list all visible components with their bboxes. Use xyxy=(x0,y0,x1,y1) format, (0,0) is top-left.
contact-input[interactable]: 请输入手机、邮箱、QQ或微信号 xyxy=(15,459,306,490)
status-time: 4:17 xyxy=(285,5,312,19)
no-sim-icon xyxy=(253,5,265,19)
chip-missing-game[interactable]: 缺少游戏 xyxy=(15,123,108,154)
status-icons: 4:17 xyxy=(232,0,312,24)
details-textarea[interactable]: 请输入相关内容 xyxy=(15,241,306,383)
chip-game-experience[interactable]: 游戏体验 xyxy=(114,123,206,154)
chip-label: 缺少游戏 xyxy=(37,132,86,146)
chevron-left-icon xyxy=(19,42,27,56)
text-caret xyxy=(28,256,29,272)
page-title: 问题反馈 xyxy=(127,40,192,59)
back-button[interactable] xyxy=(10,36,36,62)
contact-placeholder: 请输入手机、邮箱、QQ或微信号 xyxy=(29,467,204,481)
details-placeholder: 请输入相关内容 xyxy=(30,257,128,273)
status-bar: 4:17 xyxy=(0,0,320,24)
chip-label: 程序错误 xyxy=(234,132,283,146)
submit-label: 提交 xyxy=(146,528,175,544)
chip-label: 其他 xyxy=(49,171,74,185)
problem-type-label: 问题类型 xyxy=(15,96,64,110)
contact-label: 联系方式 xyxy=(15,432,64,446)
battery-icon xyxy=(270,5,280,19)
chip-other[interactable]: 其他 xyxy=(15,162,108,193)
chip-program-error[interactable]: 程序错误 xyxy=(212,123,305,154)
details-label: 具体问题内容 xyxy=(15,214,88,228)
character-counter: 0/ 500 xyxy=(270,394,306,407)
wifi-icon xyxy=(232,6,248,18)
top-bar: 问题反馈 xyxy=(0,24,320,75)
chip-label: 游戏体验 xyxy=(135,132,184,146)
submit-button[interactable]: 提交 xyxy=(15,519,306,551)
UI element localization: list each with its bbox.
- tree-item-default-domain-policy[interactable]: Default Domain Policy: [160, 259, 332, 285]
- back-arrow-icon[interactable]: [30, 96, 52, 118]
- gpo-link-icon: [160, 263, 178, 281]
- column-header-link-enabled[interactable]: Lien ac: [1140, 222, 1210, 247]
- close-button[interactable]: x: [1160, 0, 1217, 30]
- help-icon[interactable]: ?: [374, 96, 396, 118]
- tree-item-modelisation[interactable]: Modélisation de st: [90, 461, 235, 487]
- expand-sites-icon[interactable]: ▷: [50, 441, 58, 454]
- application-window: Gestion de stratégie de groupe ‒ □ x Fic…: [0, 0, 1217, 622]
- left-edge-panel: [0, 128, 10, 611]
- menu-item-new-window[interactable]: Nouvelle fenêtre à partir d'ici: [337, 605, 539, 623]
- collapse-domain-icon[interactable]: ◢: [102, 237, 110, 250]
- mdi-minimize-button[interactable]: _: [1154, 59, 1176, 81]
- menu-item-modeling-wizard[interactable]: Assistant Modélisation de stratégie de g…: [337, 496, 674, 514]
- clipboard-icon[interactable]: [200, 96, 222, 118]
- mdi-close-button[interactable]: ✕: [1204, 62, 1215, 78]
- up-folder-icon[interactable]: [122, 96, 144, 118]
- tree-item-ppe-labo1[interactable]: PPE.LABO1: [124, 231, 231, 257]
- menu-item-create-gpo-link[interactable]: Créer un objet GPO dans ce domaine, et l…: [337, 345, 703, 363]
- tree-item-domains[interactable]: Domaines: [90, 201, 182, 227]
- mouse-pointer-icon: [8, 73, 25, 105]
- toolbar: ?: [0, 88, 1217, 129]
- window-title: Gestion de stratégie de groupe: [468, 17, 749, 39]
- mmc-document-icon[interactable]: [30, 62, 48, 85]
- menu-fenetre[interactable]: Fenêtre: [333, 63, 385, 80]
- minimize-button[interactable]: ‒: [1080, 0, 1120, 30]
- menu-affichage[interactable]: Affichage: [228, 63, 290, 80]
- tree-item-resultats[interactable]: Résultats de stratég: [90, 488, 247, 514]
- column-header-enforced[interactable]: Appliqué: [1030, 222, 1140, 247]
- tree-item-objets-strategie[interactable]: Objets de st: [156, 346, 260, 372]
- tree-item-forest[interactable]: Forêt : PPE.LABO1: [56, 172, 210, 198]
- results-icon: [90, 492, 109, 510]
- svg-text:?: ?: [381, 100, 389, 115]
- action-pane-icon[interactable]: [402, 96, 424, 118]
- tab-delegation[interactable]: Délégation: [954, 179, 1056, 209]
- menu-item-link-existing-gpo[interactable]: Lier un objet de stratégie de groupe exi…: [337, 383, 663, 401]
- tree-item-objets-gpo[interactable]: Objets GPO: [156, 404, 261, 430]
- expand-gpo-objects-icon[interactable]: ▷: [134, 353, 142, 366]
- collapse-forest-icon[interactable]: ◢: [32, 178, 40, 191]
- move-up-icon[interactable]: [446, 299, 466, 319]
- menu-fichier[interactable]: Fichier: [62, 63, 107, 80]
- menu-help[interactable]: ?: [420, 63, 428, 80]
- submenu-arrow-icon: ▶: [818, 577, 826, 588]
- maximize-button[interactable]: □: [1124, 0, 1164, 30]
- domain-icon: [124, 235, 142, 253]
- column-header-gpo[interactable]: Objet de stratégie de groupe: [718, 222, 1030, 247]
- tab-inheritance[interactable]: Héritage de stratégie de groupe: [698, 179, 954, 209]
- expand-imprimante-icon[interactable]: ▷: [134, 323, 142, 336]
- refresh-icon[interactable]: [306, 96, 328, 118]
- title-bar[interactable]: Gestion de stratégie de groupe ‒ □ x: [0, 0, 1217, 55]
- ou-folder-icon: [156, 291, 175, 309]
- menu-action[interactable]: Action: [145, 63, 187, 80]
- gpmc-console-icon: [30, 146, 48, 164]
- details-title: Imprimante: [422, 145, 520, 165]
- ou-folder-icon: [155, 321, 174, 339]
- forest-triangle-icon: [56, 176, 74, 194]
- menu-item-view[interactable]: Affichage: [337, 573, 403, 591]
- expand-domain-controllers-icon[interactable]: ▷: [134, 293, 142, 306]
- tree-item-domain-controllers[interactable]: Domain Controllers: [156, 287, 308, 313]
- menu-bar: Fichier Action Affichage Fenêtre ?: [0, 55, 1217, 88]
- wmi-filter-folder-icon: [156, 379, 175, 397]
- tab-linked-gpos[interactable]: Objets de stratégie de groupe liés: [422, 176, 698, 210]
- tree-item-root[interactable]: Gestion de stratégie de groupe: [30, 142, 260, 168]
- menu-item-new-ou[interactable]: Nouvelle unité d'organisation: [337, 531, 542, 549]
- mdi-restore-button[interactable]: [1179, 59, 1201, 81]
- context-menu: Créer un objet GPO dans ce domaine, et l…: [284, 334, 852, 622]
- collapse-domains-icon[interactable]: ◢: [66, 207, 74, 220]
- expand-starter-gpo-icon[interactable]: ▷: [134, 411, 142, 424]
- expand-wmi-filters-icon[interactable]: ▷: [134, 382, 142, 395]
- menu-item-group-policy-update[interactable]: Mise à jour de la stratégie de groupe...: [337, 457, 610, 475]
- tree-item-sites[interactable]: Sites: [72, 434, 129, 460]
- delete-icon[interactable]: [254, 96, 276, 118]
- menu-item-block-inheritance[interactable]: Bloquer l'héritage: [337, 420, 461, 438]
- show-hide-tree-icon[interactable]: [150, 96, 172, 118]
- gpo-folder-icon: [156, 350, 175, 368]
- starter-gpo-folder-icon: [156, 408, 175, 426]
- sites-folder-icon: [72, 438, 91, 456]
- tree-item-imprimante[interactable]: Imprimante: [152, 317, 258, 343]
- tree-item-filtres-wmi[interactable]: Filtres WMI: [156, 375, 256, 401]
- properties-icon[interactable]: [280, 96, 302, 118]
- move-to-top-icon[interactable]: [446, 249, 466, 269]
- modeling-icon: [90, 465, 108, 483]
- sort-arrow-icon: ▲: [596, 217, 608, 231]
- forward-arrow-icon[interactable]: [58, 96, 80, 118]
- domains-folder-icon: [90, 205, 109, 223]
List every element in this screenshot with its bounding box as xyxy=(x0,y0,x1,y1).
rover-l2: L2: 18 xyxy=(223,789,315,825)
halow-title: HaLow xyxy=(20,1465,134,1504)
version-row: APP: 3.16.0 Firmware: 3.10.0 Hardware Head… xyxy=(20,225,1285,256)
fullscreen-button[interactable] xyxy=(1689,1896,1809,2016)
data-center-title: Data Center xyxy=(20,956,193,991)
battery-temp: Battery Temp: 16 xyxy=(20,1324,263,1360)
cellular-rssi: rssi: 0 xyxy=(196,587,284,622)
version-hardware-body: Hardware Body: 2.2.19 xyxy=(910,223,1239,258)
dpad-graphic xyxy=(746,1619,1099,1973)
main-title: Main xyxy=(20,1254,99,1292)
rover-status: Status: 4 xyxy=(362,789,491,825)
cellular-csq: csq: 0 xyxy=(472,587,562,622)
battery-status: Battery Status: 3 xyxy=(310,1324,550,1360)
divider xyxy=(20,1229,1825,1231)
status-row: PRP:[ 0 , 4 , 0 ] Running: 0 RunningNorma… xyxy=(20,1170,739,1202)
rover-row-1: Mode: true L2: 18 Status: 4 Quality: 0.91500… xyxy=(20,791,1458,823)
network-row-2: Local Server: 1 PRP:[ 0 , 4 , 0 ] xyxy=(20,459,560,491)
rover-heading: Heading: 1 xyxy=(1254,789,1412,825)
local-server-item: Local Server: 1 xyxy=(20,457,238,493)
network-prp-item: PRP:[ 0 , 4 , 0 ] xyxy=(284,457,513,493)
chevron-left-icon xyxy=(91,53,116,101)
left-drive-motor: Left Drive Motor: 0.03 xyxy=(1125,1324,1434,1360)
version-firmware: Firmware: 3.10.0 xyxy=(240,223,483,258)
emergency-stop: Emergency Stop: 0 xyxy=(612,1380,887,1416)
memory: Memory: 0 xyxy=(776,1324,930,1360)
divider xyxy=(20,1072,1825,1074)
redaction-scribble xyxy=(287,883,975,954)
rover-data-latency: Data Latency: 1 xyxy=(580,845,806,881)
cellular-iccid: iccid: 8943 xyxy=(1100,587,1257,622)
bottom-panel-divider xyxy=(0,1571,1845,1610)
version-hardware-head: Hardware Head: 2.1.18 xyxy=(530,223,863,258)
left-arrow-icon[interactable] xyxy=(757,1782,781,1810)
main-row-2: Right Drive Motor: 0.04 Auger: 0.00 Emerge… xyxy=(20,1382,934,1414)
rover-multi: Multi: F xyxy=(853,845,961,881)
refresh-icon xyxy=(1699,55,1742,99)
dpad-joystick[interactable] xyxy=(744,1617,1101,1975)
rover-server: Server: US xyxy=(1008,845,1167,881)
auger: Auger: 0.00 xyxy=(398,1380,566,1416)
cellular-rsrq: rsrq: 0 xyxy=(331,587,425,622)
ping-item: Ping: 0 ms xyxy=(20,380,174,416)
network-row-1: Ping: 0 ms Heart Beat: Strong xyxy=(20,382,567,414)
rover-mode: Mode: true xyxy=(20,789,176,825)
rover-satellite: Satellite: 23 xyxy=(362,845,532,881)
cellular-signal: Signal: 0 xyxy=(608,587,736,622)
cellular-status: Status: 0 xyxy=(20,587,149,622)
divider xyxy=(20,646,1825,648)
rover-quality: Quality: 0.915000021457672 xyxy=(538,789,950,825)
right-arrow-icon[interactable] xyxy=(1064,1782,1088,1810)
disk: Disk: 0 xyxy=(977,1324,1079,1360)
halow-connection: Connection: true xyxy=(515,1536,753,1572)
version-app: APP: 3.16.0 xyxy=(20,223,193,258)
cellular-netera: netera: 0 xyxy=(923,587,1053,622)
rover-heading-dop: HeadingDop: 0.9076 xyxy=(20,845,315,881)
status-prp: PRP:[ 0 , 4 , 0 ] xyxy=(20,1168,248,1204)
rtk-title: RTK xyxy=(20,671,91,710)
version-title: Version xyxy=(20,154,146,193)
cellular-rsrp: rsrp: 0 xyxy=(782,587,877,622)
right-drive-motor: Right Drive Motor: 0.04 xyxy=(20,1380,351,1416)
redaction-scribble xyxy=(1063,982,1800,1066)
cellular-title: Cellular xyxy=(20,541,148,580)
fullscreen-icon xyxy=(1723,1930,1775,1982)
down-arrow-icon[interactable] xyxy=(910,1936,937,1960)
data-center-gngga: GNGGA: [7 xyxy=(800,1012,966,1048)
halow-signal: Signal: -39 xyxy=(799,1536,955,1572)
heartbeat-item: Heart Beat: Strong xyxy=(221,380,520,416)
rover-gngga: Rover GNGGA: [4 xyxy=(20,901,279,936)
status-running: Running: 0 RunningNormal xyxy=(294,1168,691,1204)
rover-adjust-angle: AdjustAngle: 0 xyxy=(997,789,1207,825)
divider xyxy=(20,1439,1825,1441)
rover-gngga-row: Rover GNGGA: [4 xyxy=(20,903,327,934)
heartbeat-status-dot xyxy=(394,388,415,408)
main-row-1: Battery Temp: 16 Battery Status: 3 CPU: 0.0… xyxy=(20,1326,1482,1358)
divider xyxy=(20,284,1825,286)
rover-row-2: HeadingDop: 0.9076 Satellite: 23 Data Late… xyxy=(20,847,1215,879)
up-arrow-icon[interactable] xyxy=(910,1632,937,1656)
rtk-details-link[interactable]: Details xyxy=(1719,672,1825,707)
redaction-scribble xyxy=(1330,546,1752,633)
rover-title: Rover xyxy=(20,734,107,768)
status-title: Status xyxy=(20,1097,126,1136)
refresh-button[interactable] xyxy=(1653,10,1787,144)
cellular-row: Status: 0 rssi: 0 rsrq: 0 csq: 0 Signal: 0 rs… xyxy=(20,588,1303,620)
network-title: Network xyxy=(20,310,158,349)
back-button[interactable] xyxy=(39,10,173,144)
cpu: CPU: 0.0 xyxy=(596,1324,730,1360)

○ ○ ○ ○ ○ ○ ○

— Problem to work on —
Repeat the lines above word for word, starting at the first line and ending at the line that contains "details-placeholder: 请输入相关内容 xyxy=(30,257,128,273)", both ends included.

— Answer to the problem —
list all visible components with their bboxes. Use xyxy=(x0,y0,x1,y1) format, (0,0) is top-left.
contact-input[interactable]: 请输入手机、邮箱、QQ或微信号 xyxy=(15,459,306,490)
status-time: 4:17 xyxy=(285,5,312,19)
no-sim-icon xyxy=(253,5,265,19)
chip-missing-game[interactable]: 缺少游戏 xyxy=(15,123,108,154)
status-icons: 4:17 xyxy=(232,0,312,24)
details-textarea[interactable]: 请输入相关内容 xyxy=(15,241,306,383)
chip-game-experience[interactable]: 游戏体验 xyxy=(114,123,206,154)
chip-label: 缺少游戏 xyxy=(37,132,86,146)
chevron-left-icon xyxy=(19,42,27,56)
text-caret xyxy=(28,256,29,272)
page-title: 问题反馈 xyxy=(127,40,192,59)
back-button[interactable] xyxy=(10,36,36,62)
contact-placeholder: 请输入手机、邮箱、QQ或微信号 xyxy=(29,467,204,481)
details-placeholder: 请输入相关内容 xyxy=(30,257,128,273)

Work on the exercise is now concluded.